Set task. Find every line in the records that holds the string "JSON". Copy each one.
---------------
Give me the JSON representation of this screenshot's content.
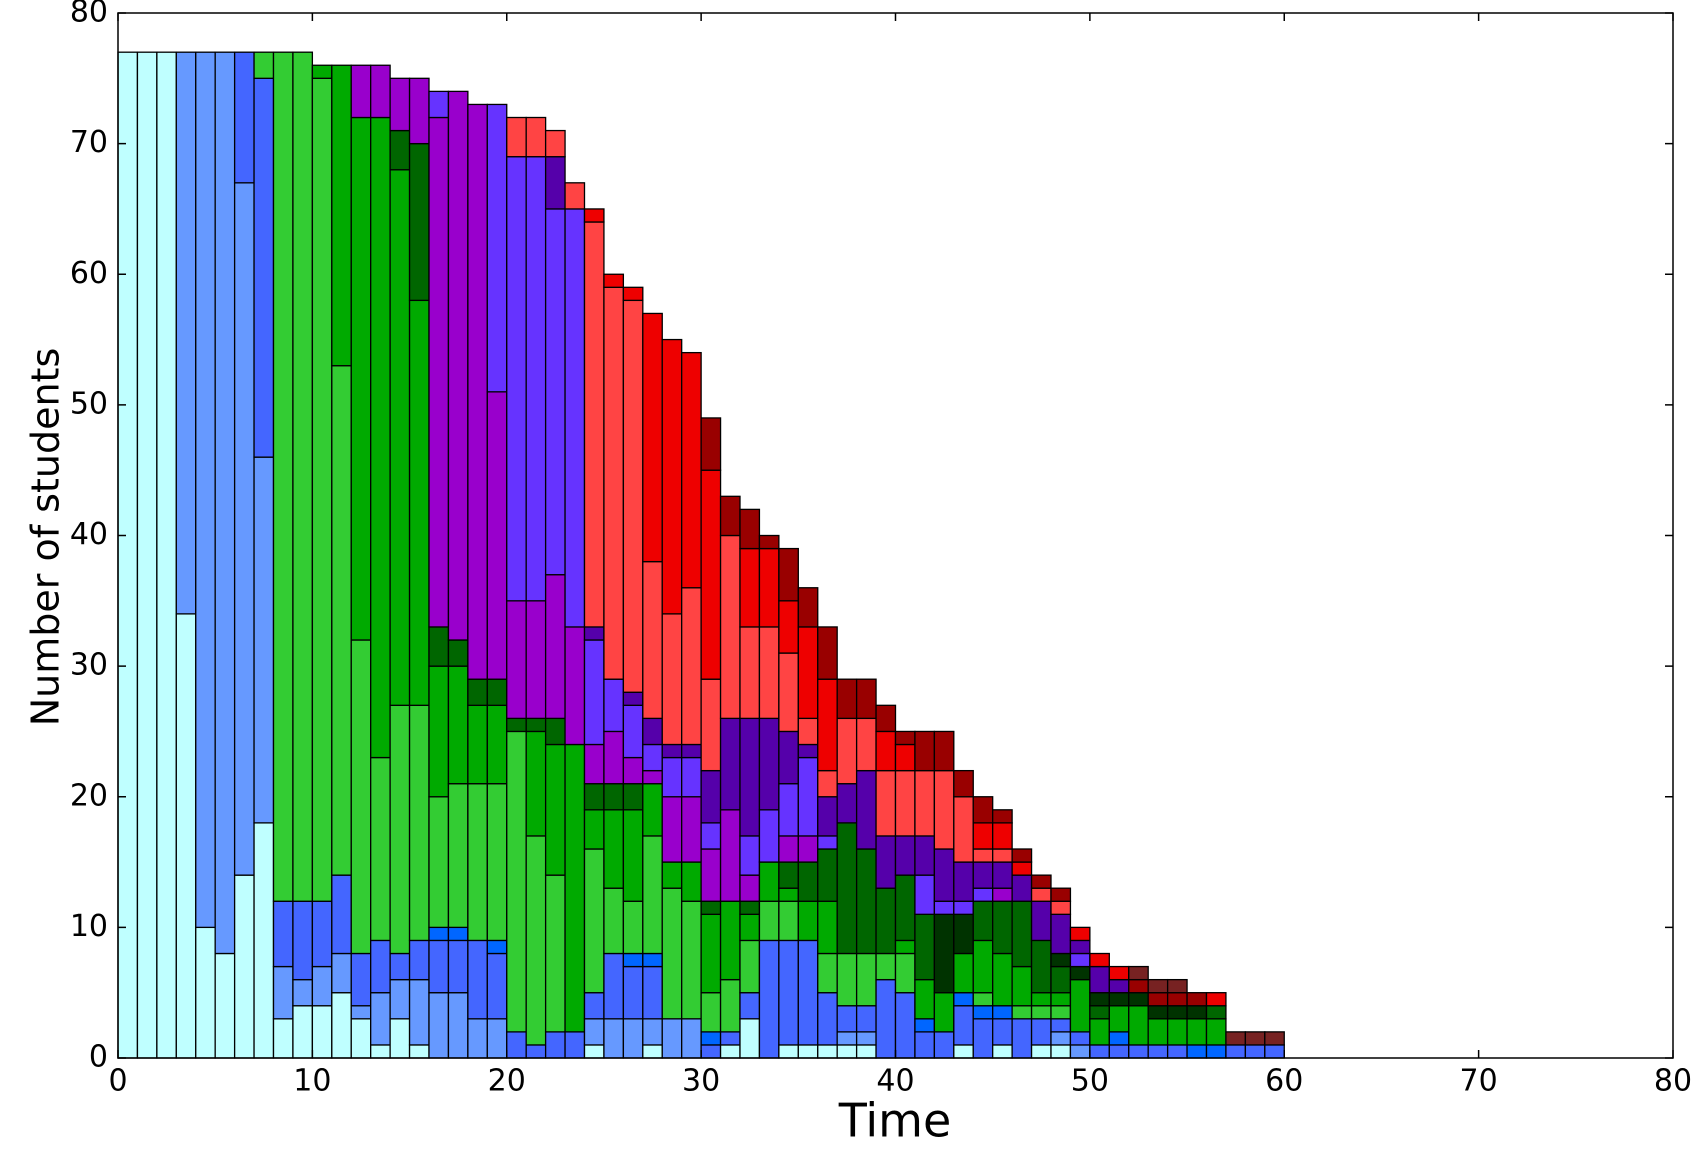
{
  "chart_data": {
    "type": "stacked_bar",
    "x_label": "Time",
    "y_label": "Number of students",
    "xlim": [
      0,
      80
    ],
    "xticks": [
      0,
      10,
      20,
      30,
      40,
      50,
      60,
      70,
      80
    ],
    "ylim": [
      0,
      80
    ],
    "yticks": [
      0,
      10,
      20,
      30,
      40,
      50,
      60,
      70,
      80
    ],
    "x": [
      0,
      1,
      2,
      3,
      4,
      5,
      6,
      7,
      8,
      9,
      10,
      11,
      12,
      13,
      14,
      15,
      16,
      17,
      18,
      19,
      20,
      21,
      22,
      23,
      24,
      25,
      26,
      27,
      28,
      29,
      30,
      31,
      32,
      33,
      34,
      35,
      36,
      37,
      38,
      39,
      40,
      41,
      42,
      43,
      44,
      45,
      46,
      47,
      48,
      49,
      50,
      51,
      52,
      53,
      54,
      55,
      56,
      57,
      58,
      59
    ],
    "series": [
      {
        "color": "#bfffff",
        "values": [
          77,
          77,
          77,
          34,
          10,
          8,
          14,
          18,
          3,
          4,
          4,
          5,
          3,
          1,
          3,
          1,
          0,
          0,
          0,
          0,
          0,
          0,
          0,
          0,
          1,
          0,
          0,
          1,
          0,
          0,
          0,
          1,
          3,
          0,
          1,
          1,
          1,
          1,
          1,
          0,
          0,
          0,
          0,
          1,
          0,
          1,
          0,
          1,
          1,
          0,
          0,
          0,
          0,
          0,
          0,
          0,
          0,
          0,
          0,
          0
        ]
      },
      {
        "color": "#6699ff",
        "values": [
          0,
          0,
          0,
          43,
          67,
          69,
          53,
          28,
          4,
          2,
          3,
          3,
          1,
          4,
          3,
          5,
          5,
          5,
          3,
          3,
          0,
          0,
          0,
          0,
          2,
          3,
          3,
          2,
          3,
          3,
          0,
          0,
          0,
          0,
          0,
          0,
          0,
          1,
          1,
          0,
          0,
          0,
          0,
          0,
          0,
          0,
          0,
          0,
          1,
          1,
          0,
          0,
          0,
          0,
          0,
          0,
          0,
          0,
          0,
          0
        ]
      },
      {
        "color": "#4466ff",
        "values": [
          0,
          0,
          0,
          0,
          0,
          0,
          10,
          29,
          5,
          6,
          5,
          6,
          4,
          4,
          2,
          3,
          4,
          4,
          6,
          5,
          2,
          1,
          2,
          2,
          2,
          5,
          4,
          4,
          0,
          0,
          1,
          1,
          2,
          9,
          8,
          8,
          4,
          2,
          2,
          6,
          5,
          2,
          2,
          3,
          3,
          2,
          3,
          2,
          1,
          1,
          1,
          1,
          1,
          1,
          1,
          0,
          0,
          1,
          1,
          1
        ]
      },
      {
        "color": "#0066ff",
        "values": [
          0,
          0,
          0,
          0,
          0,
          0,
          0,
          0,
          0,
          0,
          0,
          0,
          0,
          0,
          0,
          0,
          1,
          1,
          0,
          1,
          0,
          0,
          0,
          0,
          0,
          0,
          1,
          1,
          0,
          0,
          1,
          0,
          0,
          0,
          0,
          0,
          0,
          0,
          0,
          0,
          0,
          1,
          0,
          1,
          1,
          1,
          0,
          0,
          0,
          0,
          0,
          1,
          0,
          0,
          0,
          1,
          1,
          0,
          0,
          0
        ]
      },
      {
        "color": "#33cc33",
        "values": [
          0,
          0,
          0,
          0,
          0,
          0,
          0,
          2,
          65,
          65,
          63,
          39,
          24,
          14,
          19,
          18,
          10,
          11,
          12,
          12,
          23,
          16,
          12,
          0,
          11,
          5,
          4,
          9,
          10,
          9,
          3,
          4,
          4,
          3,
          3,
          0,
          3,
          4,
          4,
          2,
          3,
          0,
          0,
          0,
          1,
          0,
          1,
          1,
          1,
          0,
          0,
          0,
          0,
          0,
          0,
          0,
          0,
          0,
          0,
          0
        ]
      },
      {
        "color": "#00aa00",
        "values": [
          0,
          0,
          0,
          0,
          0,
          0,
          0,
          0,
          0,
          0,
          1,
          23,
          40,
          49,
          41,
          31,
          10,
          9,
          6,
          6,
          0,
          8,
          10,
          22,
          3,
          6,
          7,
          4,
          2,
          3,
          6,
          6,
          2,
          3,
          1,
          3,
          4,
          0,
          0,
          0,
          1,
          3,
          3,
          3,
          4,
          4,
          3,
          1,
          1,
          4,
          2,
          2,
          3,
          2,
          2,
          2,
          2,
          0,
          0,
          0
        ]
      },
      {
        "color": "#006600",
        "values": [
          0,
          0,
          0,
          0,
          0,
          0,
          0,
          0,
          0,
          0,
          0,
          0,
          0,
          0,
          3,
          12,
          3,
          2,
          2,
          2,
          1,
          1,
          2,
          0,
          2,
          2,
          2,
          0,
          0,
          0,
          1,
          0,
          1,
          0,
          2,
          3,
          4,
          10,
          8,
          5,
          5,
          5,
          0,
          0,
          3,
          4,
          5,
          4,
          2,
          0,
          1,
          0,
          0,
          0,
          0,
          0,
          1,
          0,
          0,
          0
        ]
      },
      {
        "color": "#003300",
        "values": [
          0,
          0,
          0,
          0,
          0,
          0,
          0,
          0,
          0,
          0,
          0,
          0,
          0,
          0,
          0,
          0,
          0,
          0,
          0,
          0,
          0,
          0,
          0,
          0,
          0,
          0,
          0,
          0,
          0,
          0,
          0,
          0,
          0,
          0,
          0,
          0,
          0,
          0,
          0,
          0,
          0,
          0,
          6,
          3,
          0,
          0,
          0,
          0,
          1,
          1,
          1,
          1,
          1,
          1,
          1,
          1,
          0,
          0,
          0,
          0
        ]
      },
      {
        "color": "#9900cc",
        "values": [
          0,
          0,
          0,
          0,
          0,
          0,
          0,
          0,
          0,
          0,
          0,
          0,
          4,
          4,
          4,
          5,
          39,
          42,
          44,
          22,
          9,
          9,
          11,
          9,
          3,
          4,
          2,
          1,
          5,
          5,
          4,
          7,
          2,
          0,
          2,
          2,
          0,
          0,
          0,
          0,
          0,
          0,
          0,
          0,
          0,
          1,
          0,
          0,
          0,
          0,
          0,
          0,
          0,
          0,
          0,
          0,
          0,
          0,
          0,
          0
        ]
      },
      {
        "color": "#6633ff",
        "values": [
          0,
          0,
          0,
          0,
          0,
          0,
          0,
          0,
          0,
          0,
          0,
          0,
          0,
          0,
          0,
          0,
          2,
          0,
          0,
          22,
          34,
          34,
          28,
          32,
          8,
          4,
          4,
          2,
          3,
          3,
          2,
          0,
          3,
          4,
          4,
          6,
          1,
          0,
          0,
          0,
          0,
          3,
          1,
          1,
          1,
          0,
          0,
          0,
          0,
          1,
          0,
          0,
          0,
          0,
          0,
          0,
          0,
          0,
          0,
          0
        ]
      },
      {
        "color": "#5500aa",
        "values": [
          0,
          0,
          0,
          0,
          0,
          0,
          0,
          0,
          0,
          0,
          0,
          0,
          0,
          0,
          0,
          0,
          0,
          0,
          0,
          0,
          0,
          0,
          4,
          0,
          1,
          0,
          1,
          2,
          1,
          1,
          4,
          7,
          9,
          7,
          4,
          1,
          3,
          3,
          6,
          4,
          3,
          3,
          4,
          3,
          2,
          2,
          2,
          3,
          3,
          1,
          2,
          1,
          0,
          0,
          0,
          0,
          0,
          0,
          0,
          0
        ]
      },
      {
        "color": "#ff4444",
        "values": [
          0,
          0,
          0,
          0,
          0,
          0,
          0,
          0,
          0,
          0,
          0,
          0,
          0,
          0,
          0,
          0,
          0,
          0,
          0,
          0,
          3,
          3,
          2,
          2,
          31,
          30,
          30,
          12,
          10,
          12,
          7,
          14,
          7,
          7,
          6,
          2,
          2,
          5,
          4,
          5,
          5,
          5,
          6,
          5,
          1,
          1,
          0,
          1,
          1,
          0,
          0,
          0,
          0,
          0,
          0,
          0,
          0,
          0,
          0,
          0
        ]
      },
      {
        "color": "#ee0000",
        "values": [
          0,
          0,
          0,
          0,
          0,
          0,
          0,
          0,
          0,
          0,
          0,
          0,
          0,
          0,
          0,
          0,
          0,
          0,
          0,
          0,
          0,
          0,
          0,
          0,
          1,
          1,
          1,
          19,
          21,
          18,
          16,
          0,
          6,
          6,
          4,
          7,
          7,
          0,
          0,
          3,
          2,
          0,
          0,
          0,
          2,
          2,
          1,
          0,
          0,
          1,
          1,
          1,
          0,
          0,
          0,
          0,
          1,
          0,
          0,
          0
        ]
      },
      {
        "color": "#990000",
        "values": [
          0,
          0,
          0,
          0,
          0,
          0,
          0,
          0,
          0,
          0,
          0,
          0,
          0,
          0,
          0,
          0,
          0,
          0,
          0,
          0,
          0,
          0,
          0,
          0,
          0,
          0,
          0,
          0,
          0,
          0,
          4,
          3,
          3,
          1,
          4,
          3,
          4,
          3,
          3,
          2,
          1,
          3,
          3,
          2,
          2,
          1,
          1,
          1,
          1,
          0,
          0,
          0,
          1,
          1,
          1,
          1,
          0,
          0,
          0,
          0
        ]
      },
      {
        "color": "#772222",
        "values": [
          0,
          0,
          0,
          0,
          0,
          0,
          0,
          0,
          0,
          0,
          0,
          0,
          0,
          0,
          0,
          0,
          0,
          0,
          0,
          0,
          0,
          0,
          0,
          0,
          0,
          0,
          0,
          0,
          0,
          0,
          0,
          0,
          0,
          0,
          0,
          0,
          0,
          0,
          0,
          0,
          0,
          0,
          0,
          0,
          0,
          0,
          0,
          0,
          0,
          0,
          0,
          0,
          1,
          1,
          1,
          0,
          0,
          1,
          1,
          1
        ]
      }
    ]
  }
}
---------------
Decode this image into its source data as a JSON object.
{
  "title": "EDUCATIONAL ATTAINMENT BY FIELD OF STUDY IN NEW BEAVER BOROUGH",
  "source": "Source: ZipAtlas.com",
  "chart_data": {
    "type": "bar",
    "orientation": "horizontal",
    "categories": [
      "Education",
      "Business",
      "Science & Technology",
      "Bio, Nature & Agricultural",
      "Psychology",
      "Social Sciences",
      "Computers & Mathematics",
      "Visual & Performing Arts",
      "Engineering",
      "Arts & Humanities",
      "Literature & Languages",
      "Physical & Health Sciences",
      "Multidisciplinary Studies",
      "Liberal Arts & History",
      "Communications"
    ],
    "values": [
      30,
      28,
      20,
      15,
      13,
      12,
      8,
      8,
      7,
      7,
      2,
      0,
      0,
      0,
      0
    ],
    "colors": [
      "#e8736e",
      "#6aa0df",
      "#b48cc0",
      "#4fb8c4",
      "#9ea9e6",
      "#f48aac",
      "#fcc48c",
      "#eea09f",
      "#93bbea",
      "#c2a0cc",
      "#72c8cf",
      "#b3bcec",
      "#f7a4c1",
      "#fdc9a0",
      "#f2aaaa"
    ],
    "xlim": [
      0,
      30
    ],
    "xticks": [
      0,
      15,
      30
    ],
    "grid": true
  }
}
---------------
The completed task.
Give me the JSON representation of this screenshot's content.
Decode this image into its source data as a JSON object.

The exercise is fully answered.